Requirement: The records below must be duplicated exactly, character for character.
┌──
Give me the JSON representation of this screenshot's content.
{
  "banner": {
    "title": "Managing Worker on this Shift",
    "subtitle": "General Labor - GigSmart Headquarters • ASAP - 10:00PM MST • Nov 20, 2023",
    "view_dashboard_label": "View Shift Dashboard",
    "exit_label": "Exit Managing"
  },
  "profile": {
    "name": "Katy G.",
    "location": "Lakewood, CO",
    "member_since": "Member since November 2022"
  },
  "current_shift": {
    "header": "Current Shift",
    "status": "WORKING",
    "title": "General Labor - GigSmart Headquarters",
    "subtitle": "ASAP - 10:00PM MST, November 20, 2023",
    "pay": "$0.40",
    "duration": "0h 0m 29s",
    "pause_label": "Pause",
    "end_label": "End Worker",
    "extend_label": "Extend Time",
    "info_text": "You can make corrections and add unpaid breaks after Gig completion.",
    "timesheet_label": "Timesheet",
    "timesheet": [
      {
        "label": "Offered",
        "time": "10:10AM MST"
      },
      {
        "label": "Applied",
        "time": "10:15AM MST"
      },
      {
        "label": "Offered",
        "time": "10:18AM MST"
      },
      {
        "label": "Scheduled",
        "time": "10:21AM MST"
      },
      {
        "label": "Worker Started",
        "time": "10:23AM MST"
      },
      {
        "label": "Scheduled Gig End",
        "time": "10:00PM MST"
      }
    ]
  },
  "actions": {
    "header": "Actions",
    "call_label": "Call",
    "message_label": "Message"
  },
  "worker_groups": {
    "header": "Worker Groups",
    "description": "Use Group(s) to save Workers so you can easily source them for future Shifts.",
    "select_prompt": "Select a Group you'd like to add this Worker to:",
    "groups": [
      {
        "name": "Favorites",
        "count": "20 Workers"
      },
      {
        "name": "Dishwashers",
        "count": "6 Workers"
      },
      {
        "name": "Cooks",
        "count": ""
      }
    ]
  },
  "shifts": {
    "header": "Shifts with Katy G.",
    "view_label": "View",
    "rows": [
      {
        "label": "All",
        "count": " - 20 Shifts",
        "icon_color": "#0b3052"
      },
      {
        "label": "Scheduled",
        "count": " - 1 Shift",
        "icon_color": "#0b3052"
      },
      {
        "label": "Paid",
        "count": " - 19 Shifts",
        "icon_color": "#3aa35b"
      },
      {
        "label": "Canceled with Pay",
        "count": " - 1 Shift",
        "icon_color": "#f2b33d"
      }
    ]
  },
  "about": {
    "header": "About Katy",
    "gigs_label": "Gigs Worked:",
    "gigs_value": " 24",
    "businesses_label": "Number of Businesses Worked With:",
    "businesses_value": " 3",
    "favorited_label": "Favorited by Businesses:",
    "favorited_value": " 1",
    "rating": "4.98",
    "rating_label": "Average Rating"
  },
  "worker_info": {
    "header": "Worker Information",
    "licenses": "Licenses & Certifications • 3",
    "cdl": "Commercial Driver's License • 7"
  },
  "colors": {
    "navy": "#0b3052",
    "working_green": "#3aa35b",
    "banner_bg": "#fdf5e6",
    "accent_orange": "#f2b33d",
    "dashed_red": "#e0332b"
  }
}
└──
Solution to the problem:
Give me the JSON representation of this screenshot's content.
{
  "banner": {
    "title": "Managing Worker on this Shift",
    "subtitle": "General Labor - GigSmart Headquarters • ASAP - 10:00PM MST • Nov 20, 2023",
    "view_dashboard_label": "View Shift Dashboard",
    "exit_label": "Exit Managing"
  },
  "profile": {
    "name": "Katy G.",
    "location": "Lakewood, CO",
    "member_since": "Member since November 2022"
  },
  "current_shift": {
    "header": "Current Shift",
    "status": "WORKING",
    "title": "General Labor - GigSmart Headquarters",
    "subtitle": "ASAP - 10:00PM MST, November 20, 2023",
    "pay": "$0.40",
    "duration": "0h 0m 29s",
    "pause_label": "Pause",
    "end_label": "End Worker",
    "extend_label": "Extend Time",
    "info_text": "You can make corrections and add unpaid breaks after Gig completion.",
    "timesheet_label": "Timesheet",
    "timesheet": [
      {
        "label": "Offered",
        "time": "10:10AM MST"
      },
      {
        "label": "Applied",
        "time": "10:15AM MST"
      },
      {
        "label": "Offered",
        "time": "10:18AM MST"
      },
      {
        "label": "Scheduled",
        "time": "10:21AM MST"
      },
      {
        "label": "Worker Started",
        "time": "10:23AM MST"
      },
      {
        "label": "Scheduled Gig End",
        "time": "10:00PM MST"
      }
    ]
  },
  "actions": {
    "header": "Actions",
    "call_label": "Call",
    "message_label": "Message"
  },
  "worker_groups": {
    "header": "Worker Groups",
    "description": "Use Group(s) to save Workers so you can easily source them for future Shifts.",
    "select_prompt": "Select a Group you'd like to add this Worker to:",
    "groups": [
      {
        "name": "Favorites",
        "count": "20 Workers"
      },
      {
        "name": "Dishwashers",
        "count": "6 Workers"
      },
      {
        "name": "Cooks",
        "count": ""
      }
    ]
  },
  "shifts": {
    "header": "Shifts with Katy G.",
    "view_label": "View",
    "rows": [
      {
        "label": "All",
        "count": " - 20 Shifts",
        "icon_color": "#0b3052"
      },
      {
        "label": "Scheduled",
        "count": " - 1 Shift",
        "icon_color": "#0b3052"
      },
      {
        "label": "Paid",
        "count": " - 19 Shifts",
        "icon_color": "#3aa35b"
      },
      {
        "label": "Canceled with Pay",
        "count": " - 1 Shift",
        "icon_color": "#f2b33d"
      }
    ]
  },
  "about": {
    "header": "About Katy",
    "gigs_label": "Gigs Worked:",
    "gigs_value": " 24",
    "businesses_label": "Number of Businesses Worked With:",
    "businesses_value": " 3",
    "favorited_label": "Favorited by Businesses:",
    "favorited_value": " 1",
    "rating": "4.98",
    "rating_label": "Average Rating"
  },
  "worker_info": {
    "header": "Worker Information",
    "licenses": "Licenses & Certifications • 3",
    "cdl": "Commercial Driver's License • 7"
  },
  "colors": {
    "navy": "#0b3052",
    "working_green": "#3aa35b",
    "banner_bg": "#fdf5e6",
    "accent_orange": "#f2b33d",
    "dashed_red": "#e0332b"
  }
}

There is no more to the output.